Written problem: Look through the data below and work out how many lines contain the string "Windows". Give the number alone.

— BEGIN Supplied records —

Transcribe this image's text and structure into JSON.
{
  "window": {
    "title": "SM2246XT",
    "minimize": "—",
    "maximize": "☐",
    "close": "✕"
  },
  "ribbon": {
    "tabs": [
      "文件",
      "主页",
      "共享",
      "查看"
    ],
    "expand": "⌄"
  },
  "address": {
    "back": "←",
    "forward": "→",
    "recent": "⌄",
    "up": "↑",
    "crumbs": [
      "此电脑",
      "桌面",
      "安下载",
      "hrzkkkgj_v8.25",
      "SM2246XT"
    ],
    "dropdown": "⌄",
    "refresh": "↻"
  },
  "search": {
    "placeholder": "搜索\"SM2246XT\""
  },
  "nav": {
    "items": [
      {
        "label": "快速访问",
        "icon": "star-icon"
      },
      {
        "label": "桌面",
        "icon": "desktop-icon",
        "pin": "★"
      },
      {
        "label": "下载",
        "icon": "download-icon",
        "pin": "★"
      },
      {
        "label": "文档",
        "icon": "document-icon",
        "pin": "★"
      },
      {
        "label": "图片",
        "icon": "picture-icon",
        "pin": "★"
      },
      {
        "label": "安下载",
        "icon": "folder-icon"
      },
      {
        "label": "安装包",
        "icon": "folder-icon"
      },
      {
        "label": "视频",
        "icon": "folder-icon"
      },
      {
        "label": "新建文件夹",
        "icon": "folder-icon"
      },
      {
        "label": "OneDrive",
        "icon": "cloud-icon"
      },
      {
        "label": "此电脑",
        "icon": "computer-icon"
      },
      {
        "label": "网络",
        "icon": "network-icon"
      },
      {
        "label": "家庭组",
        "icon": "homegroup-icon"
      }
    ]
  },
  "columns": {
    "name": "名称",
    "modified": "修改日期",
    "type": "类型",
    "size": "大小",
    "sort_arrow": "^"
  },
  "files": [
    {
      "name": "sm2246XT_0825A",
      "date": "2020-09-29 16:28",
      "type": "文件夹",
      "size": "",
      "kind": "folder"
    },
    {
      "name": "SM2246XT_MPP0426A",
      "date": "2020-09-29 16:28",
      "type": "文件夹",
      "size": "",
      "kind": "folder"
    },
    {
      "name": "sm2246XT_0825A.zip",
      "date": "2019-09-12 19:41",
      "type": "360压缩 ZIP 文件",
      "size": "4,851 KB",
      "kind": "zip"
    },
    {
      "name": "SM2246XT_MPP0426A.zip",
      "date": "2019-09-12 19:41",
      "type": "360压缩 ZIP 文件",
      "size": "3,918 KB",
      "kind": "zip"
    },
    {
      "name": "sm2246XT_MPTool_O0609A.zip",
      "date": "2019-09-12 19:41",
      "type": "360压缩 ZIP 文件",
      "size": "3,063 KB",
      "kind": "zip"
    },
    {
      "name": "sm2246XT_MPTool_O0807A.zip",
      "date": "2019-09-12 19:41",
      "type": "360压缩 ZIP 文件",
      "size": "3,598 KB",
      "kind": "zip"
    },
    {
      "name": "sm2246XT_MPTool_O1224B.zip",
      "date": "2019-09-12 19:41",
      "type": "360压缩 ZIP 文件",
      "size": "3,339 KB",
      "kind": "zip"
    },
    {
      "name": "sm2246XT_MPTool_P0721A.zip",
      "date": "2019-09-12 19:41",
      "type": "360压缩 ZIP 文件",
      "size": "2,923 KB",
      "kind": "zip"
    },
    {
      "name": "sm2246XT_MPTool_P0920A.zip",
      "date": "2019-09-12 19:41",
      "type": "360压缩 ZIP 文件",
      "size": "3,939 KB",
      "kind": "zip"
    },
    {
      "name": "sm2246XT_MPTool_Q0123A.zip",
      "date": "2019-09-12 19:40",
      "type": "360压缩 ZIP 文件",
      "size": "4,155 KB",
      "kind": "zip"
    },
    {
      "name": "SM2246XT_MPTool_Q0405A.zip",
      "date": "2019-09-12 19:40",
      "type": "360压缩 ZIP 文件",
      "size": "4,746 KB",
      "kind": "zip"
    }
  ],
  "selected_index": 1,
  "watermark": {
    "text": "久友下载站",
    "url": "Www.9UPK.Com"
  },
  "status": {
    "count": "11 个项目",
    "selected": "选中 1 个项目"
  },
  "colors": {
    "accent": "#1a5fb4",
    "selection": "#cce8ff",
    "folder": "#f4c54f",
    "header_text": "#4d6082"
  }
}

— END Supplied records —
— BEGIN Supplied records —

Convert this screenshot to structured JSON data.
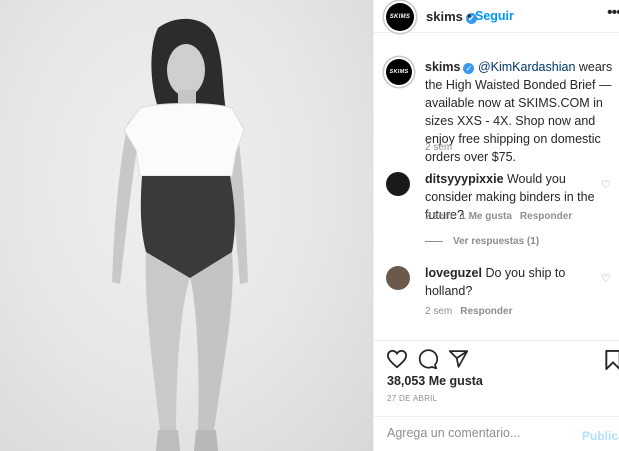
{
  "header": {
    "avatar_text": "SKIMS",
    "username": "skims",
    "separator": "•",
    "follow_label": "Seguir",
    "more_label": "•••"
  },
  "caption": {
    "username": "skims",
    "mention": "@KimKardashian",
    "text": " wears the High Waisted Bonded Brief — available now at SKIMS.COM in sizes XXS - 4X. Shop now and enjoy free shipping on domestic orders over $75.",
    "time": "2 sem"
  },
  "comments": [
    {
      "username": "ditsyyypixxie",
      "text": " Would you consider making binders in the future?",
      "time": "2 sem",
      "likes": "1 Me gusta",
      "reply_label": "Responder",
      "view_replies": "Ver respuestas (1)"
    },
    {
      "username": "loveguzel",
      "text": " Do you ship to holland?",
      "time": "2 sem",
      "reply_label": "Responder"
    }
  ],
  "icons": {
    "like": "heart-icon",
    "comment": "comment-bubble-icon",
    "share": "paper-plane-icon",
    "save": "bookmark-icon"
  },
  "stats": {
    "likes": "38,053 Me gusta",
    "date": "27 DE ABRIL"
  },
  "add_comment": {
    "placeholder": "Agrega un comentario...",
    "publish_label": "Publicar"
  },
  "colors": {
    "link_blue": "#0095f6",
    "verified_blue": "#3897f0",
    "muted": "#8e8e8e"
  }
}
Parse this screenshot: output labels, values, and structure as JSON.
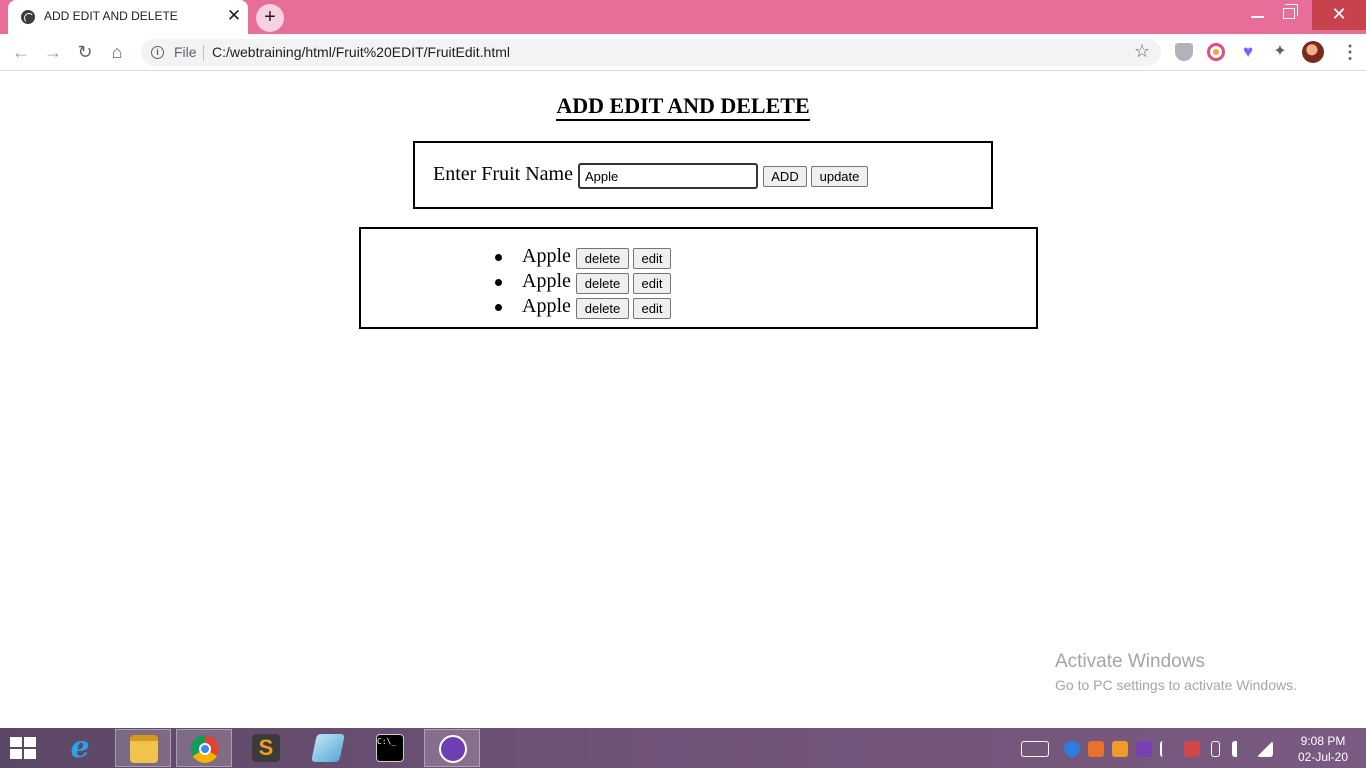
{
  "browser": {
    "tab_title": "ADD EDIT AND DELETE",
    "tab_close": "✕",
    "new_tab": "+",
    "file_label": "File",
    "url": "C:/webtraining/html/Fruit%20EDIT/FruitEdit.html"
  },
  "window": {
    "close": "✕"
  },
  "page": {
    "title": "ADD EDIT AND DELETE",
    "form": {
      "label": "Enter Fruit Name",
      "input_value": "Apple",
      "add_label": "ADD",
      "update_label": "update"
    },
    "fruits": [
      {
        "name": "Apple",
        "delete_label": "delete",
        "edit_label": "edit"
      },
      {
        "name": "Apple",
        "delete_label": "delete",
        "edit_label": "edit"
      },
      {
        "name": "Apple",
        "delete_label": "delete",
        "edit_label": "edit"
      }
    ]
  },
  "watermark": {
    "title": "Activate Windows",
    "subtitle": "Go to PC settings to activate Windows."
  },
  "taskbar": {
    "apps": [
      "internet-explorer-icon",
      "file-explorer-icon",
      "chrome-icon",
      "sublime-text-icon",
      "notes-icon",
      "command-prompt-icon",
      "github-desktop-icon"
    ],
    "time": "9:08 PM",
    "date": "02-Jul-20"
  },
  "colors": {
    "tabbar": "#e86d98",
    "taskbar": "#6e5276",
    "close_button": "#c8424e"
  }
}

— END Supplied records —

Solved problem: 2